**Task description**
Gather every line in the rows below that contains the string "bounding", and copy each one unchanged.

**Exercise data**
——

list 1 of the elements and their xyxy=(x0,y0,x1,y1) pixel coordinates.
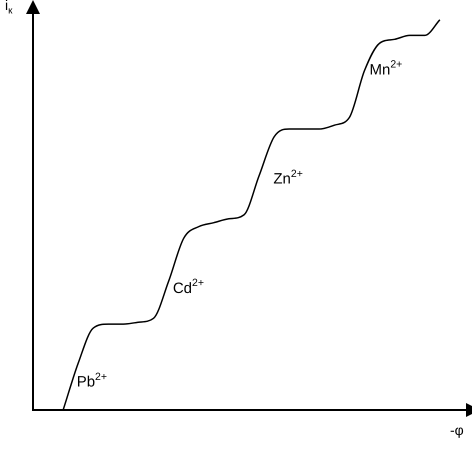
x-axis-title: -φ xyxy=(450,422,464,438)
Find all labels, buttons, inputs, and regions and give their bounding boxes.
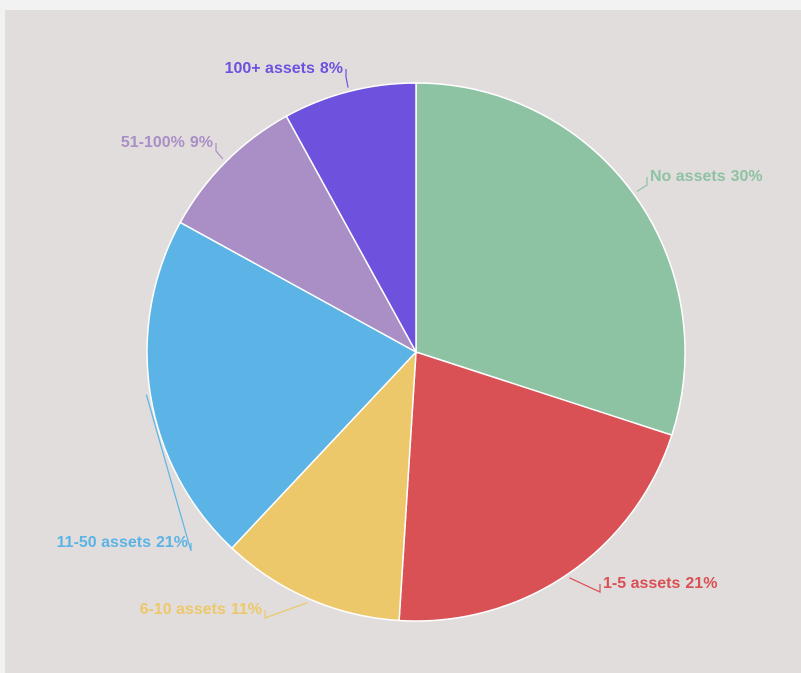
slice-label-value: 21% (685, 575, 717, 592)
slice-label: No assets 30% (650, 168, 763, 185)
leader-line (345, 69, 349, 88)
slice-label-value: 21% (156, 534, 188, 551)
slice-label-value: 9% (190, 134, 213, 151)
pie-slice (179, 115, 418, 354)
slice-label-category: 100+ assets (225, 60, 315, 77)
slice-label: 11-50 assets 21% (57, 534, 188, 551)
slice-label-category: 51-100% (121, 134, 185, 151)
pie-slice (146, 221, 418, 550)
slice-label: 1-5 assets 21% (603, 575, 717, 592)
pie-slice (230, 349, 417, 622)
slice-label: 100+ assets 8% (225, 60, 343, 77)
slice-label: 51-100% 9% (121, 134, 213, 151)
leader-line (636, 177, 648, 193)
pie-slice (415, 82, 686, 437)
leader-line (569, 577, 601, 593)
slice-label-value: 11% (231, 601, 262, 618)
pie-slice (398, 350, 673, 622)
slice-label-category: 11-50 assets (57, 534, 151, 551)
slice-label-category: No assets (650, 168, 726, 185)
leader-line (215, 143, 224, 160)
slice-label-category: 1-5 assets (603, 575, 680, 592)
leader-line (145, 394, 192, 552)
slice-label-value: 30% (731, 168, 763, 185)
leader-line (264, 601, 308, 619)
slice-label-value: 8% (320, 60, 343, 77)
slice-label: 6-10 assets 11% (140, 601, 262, 618)
slice-label-category: 6-10 assets (140, 601, 226, 618)
pie-slice (285, 82, 417, 353)
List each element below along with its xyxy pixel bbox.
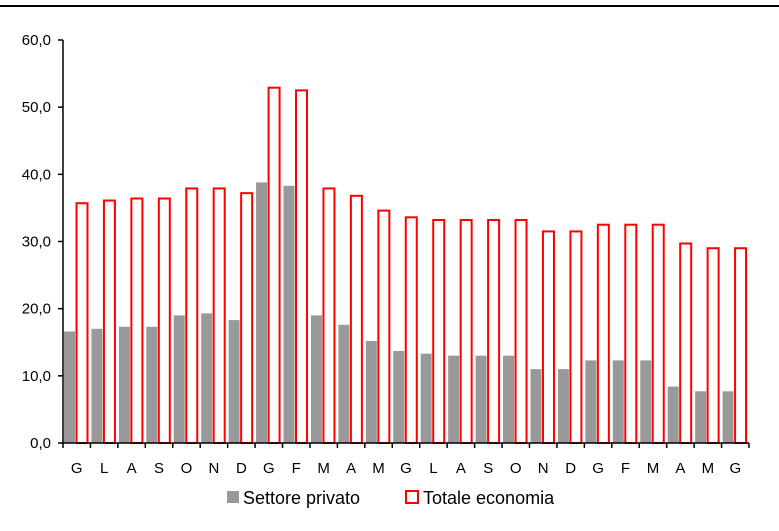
bar-totale-economia-11 [377,209,391,444]
bar-totale-economia-24 [734,247,748,444]
bar-settore-privato-17 [530,369,542,443]
x-tick-label-18: D [565,460,576,477]
bar-totale-economia-9 [322,187,336,444]
y-tick-label-4: 40,0 [22,166,51,183]
bar-settore-privato-6 [228,320,240,443]
bar-settore-privato-19 [585,360,597,443]
legend-label-totale-economia: Totale economia [423,488,555,508]
x-tick-label-23: M [702,460,715,477]
top-rule [0,5,779,7]
bar-totale-economia-15 [487,219,501,444]
bar-settore-privato-22 [667,386,679,443]
x-tick-label-15: S [483,460,493,477]
x-tick-label-14: A [456,460,466,477]
y-axis: 0,0 10,0 20,0 30,0 40,0 50,0 60,0 [22,32,64,452]
bar-totale-economia-13 [432,219,446,444]
bar-settore-privato-9 [310,315,322,443]
bar-settore-privato-12 [393,350,405,443]
bar-totale-economia-17 [541,230,555,444]
bar-totale-economia-19 [596,223,610,444]
x-tick-label-10: A [346,460,356,477]
legend-swatch-settore-privato [227,491,239,503]
bar-totale-economia-21 [651,223,665,444]
y-tick-label-5: 50,0 [22,99,51,116]
y-tick-label-0: 0,0 [30,435,51,452]
x-tick-label-0: G [71,460,83,477]
x-tick-label-13: L [429,460,437,477]
bars [64,86,748,445]
y-tick-label-2: 20,0 [22,301,51,318]
x-tick-label-4: O [181,460,193,477]
legend-swatch-totale-economia [405,490,419,504]
bar-totale-economia-7 [267,86,281,445]
bar-totale-economia-8 [295,89,309,444]
bar-totale-economia-5 [212,187,226,444]
bar-settore-privato-8 [283,185,295,444]
x-tick-label-21: M [647,460,660,477]
bar-settore-privato-21 [640,360,652,443]
legend: Settore privato Totale economia [227,488,555,508]
x-tick-label-11: M [372,460,385,477]
bar-settore-privato-13 [420,353,432,443]
bar-totale-economia-6 [240,192,254,444]
bar-settore-privato-10 [338,324,350,443]
bar-totale-economia-14 [459,219,473,444]
x-tick-label-8: F [292,460,301,477]
x-tick-label-1: L [100,460,108,477]
bar-totale-economia-20 [624,223,638,444]
bar-settore-privato-0 [64,331,75,443]
x-tick-label-24: G [729,460,741,477]
bar-totale-economia-22 [679,242,693,444]
bar-settore-privato-7 [256,182,268,444]
bar-settore-privato-15 [475,355,487,443]
bar-totale-economia-3 [157,197,171,444]
bar-totale-economia-16 [514,219,528,444]
bar-settore-privato-14 [448,355,460,443]
bar-settore-privato-16 [503,355,515,443]
x-tick-label-9: M [317,460,330,477]
x-tick-label-2: A [127,460,137,477]
y-tick-label-3: 30,0 [22,234,51,251]
y-tick-label-6: 60,0 [22,32,51,49]
legend-label-settore-privato: Settore privato [243,488,360,508]
x-tick-label-19: G [592,460,604,477]
bar-settore-privato-2 [118,326,130,443]
bar-totale-economia-10 [349,194,363,444]
x-tick-label-22: A [675,460,685,477]
bar-settore-privato-5 [201,313,213,443]
bar-settore-privato-18 [557,369,569,443]
bar-settore-privato-23 [695,391,707,443]
bar-totale-economia-0 [75,202,89,444]
bar-settore-privato-24 [722,391,734,443]
bar-totale-economia-23 [706,247,720,444]
x-tick-label-16: O [510,460,522,477]
x-tick-label-6: D [236,460,247,477]
x-tick-label-20: F [621,460,630,477]
x-tick-label-17: N [538,460,549,477]
bar-totale-economia-1 [102,199,116,444]
bar-settore-privato-1 [91,328,103,443]
bar-totale-economia-2 [130,197,144,444]
x-tick-label-5: N [208,460,219,477]
bar-settore-privato-11 [365,340,377,443]
x-tick-label-3: S [154,460,164,477]
bar-totale-economia-12 [404,216,418,444]
bar-settore-privato-3 [146,326,158,443]
bar-totale-economia-18 [569,230,583,444]
x-tick-label-12: G [400,460,412,477]
x-tick-label-7: G [263,460,275,477]
bar-settore-privato-4 [173,315,185,443]
bar-settore-privato-20 [612,360,624,443]
y-tick-label-1: 10,0 [22,368,51,385]
bar-totale-economia-4 [185,187,199,444]
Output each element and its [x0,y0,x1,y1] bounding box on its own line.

——

**Result**
Find all labels, buttons, inputs, and regions and give their bounding boxes.
Output each element and its [x0,y0,x1,y1] bounding box on its own line.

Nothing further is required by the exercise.